--- Begin Data supplied ---

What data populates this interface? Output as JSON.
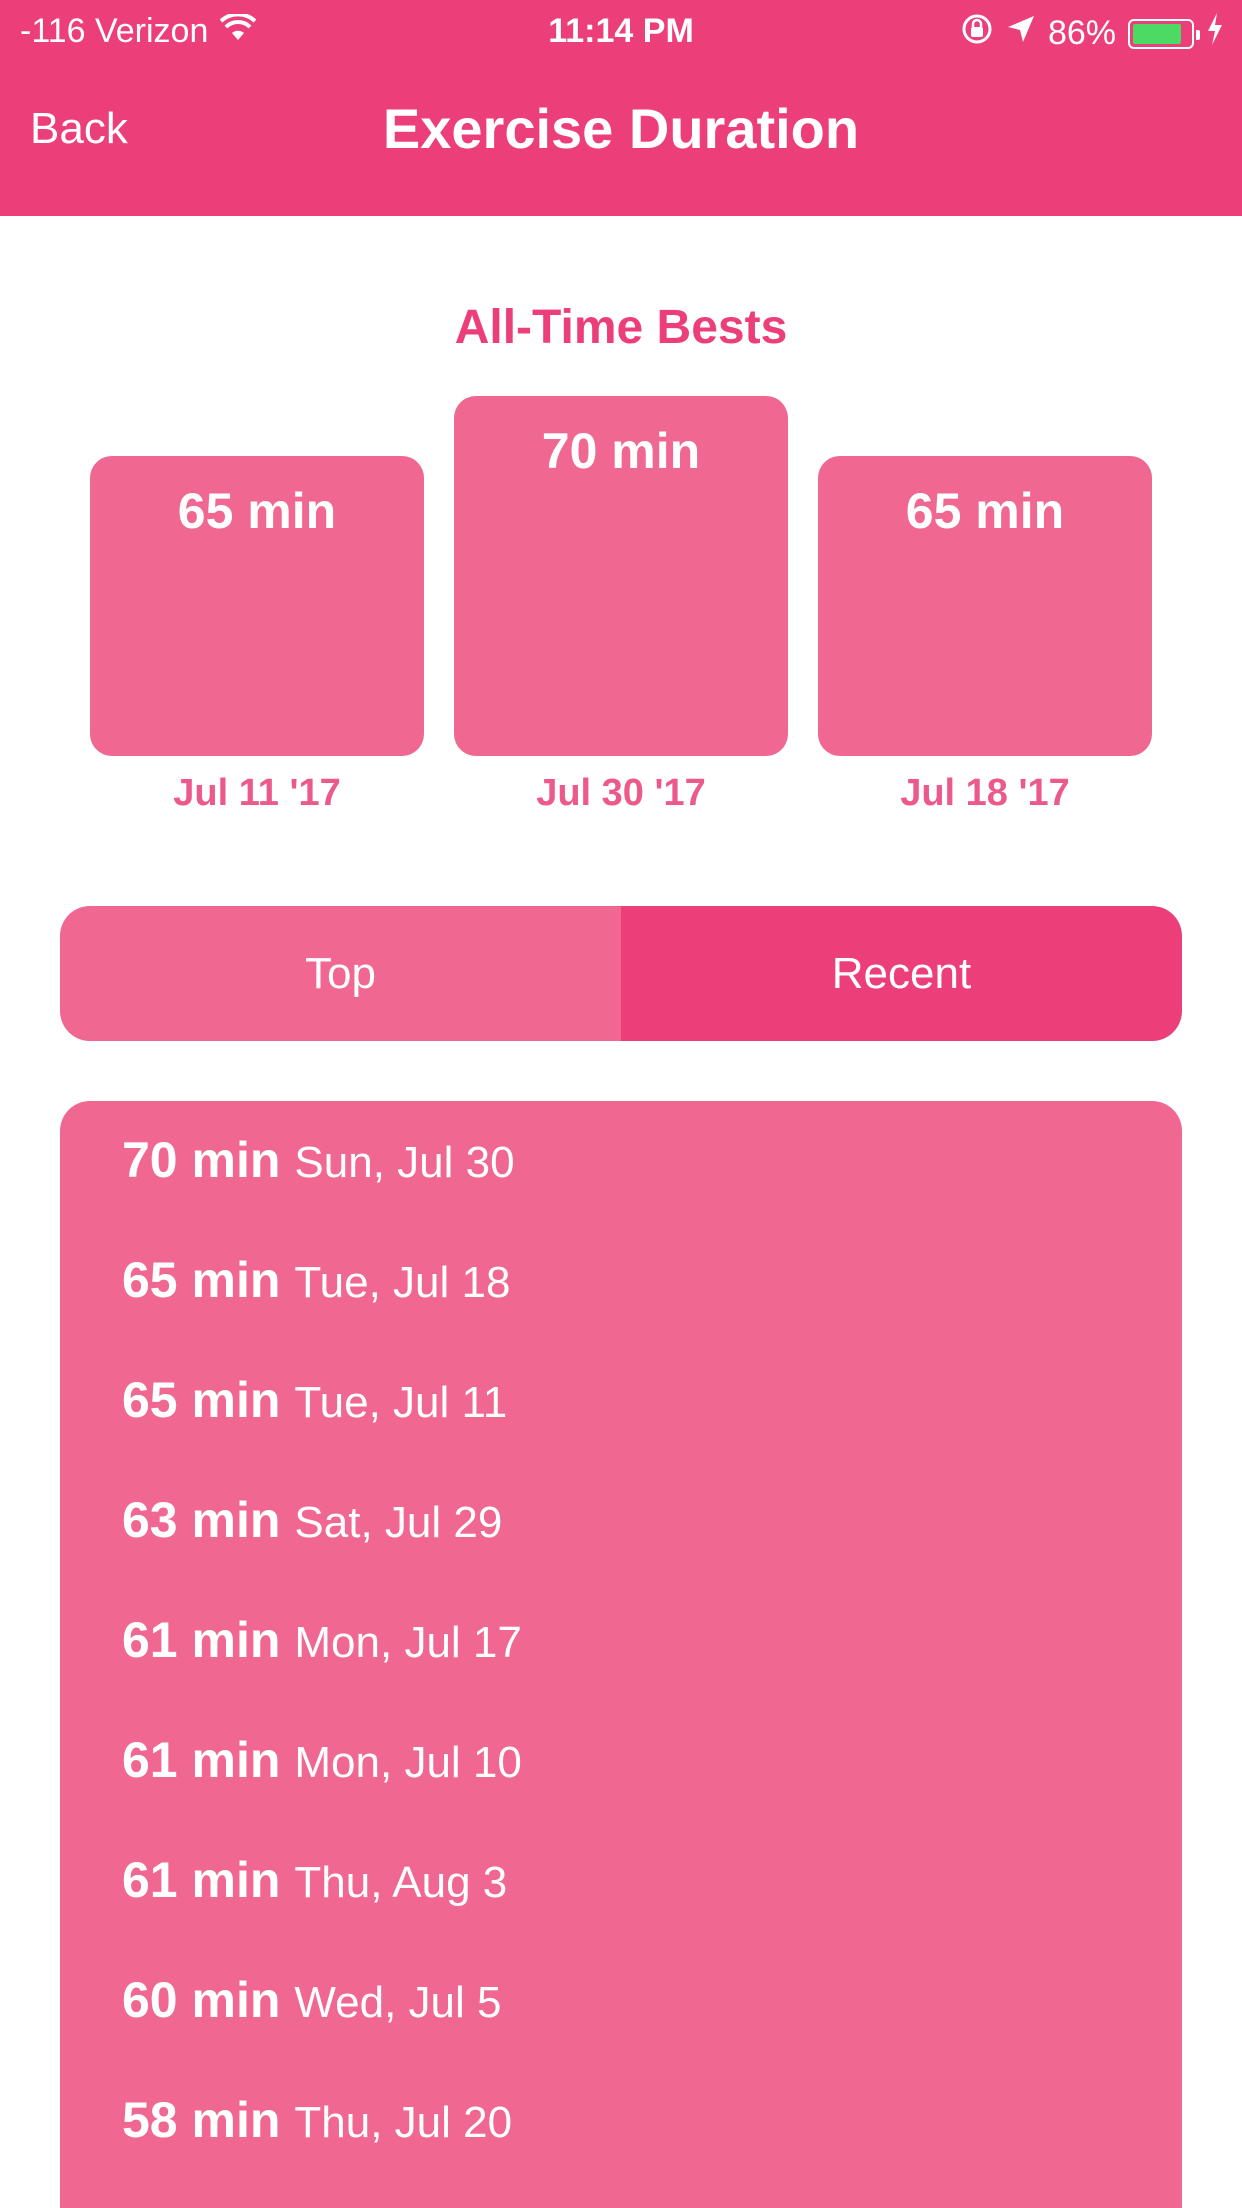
{
  "status_bar": {
    "carrier": "-116 Verizon",
    "time": "11:14 PM",
    "battery_percent": "86%",
    "battery_level": 0.86,
    "battery_color": "#4cd964"
  },
  "nav": {
    "back_label": "Back",
    "title": "Exercise Duration"
  },
  "bests": {
    "title": "All-Time Bests",
    "items": [
      {
        "value": "65 min",
        "date": "Jul 11 '17"
      },
      {
        "value": "70 min",
        "date": "Jul 30 '17"
      },
      {
        "value": "65 min",
        "date": "Jul 18 '17"
      }
    ]
  },
  "segments": {
    "top_label": "Top",
    "recent_label": "Recent",
    "selected": "Recent"
  },
  "list": {
    "items": [
      {
        "value": "70 min",
        "date": "Sun, Jul 30"
      },
      {
        "value": "65 min",
        "date": "Tue, Jul 18"
      },
      {
        "value": "65 min",
        "date": "Tue, Jul 11"
      },
      {
        "value": "63 min",
        "date": "Sat, Jul 29"
      },
      {
        "value": "61 min",
        "date": "Mon, Jul 17"
      },
      {
        "value": "61 min",
        "date": "Mon, Jul 10"
      },
      {
        "value": "61 min",
        "date": "Thu, Aug 3"
      },
      {
        "value": "60 min",
        "date": "Wed, Jul 5"
      },
      {
        "value": "58 min",
        "date": "Thu, Jul 20"
      }
    ]
  },
  "colors": {
    "accent": "#ec3f79",
    "card": "#f06792"
  }
}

--- End Data supplied ---

**What needs to be done**
Report how many lines of the listing above include the word "Recent". Say nothing but the number.

**Task response**
2